_Consigne écrite 1:_ Pouvez-vous convertir en tableau JSON de chaînes, à raison d'une chaîne par ligne et sans les lignes vides, le passage du listing allant de son début jusqu'à la ligne contenant "property-key: NAME: xyxy=(1113,531,1172,555)", ces deux bornes comprises ?

_Texte à lire:_
La Commisération est en elle-même mauvaise et inutile, dans un homme qui vit sous la conduite de la Raison.

DÉMONSTRATION

La Commisération en effet (Déf. 18 des Aff.) est une Tristesse ; par suite (Prop. 41), elle est mauvaise par elle-même. Pour le bien qui en suit, à savoir que nous nous efforçons de délivrer de sa misère celui pour qui nous avons de la commisération (Coroll. 3 de la Prop. 27, p. III), nous désirons le faire par le seul commandement de la Raison (Prop. 37) ; et nous ne pouvons faire que par le seul commandement de la Raison quelque chose que nous sachions avec certitude être bon (Prop. 27) ; la Commisération est donc mauvaise en elle-même et inutile, dans un homme qui vit sous la conduite de la Raison. C. Q. F. D.

_Consigne écrite 2:_ Pourriez-vous recopier à l'identique le passage du texte sur la commisération allant de "DÉMONSTRATION" jusqu'à "la Raison. C. Q. F. D." inclus ?

_Données de l'exercice:_
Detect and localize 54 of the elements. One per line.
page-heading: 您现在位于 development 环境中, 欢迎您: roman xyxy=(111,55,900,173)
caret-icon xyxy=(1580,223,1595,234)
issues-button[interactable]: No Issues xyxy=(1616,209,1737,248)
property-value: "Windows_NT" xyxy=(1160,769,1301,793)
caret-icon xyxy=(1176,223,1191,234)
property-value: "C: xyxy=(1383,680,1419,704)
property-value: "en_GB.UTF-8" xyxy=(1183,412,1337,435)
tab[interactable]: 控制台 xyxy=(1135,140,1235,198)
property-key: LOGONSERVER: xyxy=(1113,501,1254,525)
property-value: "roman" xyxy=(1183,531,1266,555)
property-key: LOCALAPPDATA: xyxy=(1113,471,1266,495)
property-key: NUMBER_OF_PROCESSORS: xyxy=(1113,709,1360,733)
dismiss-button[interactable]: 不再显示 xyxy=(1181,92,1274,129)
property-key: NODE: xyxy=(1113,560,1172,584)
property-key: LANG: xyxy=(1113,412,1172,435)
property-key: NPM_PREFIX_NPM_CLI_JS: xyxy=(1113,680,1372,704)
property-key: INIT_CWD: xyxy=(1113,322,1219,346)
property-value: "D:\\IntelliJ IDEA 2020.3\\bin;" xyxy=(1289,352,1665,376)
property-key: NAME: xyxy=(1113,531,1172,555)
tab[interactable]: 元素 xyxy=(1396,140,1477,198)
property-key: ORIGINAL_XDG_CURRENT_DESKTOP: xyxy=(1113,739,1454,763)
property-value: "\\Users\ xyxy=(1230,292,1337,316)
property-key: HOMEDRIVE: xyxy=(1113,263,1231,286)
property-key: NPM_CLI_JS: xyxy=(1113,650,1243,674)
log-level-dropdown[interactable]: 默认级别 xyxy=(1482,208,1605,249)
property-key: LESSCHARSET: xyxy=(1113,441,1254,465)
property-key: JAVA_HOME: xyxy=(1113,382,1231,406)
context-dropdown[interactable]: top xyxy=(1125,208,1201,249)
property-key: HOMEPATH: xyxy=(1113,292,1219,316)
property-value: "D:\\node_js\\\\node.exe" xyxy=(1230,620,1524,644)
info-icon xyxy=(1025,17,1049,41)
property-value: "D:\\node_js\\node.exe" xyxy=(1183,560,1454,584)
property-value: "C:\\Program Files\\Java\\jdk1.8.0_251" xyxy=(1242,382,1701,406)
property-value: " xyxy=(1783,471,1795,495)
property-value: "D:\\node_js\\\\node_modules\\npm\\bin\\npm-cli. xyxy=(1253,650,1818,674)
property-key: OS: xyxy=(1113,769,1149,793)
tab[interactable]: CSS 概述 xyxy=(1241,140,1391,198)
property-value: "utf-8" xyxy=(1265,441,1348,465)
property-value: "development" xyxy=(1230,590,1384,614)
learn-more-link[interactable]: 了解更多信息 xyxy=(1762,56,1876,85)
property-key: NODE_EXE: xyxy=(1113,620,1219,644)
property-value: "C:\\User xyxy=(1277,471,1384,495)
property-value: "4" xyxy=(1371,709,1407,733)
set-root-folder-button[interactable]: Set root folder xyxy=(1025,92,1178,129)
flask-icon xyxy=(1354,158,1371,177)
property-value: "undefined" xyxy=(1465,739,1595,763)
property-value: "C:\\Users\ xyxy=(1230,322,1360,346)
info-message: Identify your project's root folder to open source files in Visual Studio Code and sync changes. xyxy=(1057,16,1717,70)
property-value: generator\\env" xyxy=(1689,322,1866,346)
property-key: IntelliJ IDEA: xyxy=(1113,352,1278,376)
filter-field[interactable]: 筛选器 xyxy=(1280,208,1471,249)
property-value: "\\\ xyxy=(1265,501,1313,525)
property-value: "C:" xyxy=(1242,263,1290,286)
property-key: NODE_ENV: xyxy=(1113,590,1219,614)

_Réponse 1:_
[
  "Detect and localize 54 of the elements. One per line.",
  "page-heading: 您现在位于 development 环境中, 欢迎您: roman xyxy=(111,55,900,173)",
  "caret-icon xyxy=(1580,223,1595,234)",
  "issues-button[interactable]: No Issues xyxy=(1616,209,1737,248)",
  "property-value: \"Windows_NT\" xyxy=(1160,769,1301,793)",
  "caret-icon xyxy=(1176,223,1191,234)",
  "property-value: \"C: xyxy=(1383,680,1419,704)",
  "property-value: \"en_GB.UTF-8\" xyxy=(1183,412,1337,435)",
  "tab[interactable]: 控制台 xyxy=(1135,140,1235,198)",
  "property-key: LOGONSERVER: xyxy=(1113,501,1254,525)",
  "property-value: \"roman\" xyxy=(1183,531,1266,555)",
  "property-key: LOCALAPPDATA: xyxy=(1113,471,1266,495)",
  "property-key: NUMBER_OF_PROCESSORS: xyxy=(1113,709,1360,733)",
  "dismiss-button[interactable]: 不再显示 xyxy=(1181,92,1274,129)",
  "property-key: NODE: xyxy=(1113,560,1172,584)",
  "property-key: LANG: xyxy=(1113,412,1172,435)",
  "property-key: NPM_PREFIX_NPM_CLI_JS: xyxy=(1113,680,1372,704)",
  "property-key: INIT_CWD: xyxy=(1113,322,1219,346)",
  "property-value: \"D:\\\\IntelliJ IDEA 2020.3\\\\bin;\" xyxy=(1289,352,1665,376)",
  "property-key: NAME: xyxy=(1113,531,1172,555)"
]

_Réponse 2:_
DÉMONSTRATION

La Commisération en effet (Déf. 18 des Aff.) est une Tristesse ; par suite (Prop. 41), elle est mauvaise par elle-même. Pour le bien qui en suit, à savoir que nous nous efforçons de délivrer de sa misère celui pour qui nous avons de la commisération (Coroll. 3 de la Prop. 27, p. III), nous désirons le faire par le seul commandement de la Raison (Prop. 37) ; et nous ne pouvons faire que par le seul commandement de la Raison quelque chose que nous sachions avec certitude être bon (Prop. 27) ; la Commisération est donc mauvaise en elle-même et inutile, dans un homme qui vit sous la conduite de la Raison. C. Q. F. D.